What to do
In the records below, tally every line containing "dits". Report only the total.

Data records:
+ + + +
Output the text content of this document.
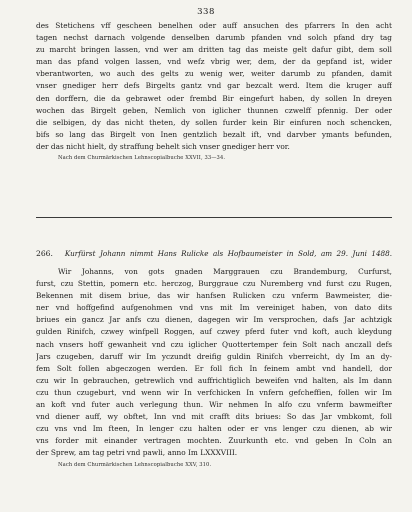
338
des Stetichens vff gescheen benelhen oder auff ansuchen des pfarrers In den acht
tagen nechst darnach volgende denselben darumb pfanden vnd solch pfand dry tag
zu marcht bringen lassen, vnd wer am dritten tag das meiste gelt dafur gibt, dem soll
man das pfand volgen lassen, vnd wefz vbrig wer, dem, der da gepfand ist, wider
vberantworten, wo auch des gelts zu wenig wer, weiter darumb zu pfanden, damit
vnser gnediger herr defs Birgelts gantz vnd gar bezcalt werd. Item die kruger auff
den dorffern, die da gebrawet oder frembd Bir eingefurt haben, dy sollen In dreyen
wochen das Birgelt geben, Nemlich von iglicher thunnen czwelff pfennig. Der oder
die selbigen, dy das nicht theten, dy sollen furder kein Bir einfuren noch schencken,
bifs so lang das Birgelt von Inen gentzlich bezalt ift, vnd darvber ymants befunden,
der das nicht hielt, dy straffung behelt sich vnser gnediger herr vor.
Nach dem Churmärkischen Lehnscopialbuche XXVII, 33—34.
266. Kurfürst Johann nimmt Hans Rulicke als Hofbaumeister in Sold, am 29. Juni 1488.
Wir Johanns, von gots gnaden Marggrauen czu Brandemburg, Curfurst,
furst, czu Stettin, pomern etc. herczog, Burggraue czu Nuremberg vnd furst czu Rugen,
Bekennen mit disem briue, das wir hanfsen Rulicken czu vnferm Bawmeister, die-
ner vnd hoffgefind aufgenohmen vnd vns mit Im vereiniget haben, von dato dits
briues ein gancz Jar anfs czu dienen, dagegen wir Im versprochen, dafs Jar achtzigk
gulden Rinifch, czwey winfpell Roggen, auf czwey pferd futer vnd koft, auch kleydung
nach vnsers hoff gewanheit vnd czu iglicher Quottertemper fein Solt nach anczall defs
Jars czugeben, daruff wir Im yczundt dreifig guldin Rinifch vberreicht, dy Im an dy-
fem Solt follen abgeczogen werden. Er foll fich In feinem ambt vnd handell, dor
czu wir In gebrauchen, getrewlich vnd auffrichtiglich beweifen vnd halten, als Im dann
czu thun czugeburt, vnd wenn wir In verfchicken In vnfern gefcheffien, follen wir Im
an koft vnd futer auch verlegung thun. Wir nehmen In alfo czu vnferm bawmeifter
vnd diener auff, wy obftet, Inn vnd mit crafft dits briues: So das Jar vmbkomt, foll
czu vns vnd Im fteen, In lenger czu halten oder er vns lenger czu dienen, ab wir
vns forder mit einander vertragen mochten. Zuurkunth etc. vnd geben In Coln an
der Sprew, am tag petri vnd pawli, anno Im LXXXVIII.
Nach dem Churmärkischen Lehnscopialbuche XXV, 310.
+ + + +
Exercise response
2